# Dataset entries start
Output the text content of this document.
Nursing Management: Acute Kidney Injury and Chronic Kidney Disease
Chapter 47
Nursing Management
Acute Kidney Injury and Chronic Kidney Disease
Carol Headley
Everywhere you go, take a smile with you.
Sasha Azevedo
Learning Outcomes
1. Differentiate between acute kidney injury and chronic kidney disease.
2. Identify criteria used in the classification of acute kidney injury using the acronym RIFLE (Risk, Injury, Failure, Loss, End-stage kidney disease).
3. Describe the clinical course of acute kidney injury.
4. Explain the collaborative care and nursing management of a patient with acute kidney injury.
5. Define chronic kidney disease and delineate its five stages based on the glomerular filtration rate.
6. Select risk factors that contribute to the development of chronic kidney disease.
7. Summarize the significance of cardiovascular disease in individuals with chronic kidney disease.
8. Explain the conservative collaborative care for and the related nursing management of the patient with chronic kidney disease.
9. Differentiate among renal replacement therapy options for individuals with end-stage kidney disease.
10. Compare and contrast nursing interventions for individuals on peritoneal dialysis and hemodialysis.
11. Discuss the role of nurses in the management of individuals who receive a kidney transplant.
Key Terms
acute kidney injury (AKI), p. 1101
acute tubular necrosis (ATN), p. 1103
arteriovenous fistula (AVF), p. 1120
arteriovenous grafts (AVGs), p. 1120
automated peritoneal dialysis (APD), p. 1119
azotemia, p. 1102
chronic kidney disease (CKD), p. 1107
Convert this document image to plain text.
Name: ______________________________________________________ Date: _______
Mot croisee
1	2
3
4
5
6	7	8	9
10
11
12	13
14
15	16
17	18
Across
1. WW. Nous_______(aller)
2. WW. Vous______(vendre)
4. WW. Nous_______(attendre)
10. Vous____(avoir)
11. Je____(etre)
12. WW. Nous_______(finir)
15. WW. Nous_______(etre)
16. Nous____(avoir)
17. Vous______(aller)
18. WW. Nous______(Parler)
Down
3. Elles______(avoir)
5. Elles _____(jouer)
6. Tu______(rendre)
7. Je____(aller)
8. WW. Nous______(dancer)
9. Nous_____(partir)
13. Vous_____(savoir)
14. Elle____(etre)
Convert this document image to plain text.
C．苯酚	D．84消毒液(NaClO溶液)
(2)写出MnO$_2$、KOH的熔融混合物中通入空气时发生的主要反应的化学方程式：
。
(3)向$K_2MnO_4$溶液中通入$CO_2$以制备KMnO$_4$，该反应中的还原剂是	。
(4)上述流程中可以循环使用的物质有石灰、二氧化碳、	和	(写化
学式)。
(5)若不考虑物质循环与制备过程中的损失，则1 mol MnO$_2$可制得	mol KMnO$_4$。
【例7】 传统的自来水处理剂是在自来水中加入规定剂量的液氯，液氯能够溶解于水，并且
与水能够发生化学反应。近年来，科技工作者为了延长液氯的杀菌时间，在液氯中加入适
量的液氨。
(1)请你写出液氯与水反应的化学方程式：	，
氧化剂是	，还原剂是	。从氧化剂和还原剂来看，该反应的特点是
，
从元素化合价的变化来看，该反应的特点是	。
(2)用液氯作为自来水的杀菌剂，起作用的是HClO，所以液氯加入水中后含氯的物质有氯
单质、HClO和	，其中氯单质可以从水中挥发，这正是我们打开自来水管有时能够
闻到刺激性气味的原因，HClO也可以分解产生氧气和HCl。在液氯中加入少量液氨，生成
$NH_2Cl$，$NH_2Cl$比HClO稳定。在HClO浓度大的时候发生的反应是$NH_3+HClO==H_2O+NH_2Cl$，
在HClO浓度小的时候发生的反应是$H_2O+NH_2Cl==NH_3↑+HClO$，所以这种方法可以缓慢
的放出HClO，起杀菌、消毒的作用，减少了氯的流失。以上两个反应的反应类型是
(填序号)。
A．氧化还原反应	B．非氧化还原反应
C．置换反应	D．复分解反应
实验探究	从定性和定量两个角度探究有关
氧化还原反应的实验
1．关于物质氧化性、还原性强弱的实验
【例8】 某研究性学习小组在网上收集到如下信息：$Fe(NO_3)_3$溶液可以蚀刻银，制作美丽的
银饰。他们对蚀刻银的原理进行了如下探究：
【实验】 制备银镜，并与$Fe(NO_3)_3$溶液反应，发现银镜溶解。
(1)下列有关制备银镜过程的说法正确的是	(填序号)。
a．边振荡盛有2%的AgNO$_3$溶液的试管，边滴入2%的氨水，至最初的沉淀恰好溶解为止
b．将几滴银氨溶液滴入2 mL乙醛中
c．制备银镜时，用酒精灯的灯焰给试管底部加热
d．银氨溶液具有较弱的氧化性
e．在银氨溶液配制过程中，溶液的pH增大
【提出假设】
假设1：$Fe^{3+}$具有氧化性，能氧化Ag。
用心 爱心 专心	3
# Dataset entries end
■ The problem ■
Using the records above, pull out each line where the word "collaborative" occurs.

■ Solution to this task ■
4. Explain the collaborative care and nursing management of a patient with acute kidney injury.
8. Explain the conservative collaborative care for and the related nursing management of the patient with chronic kidney disease.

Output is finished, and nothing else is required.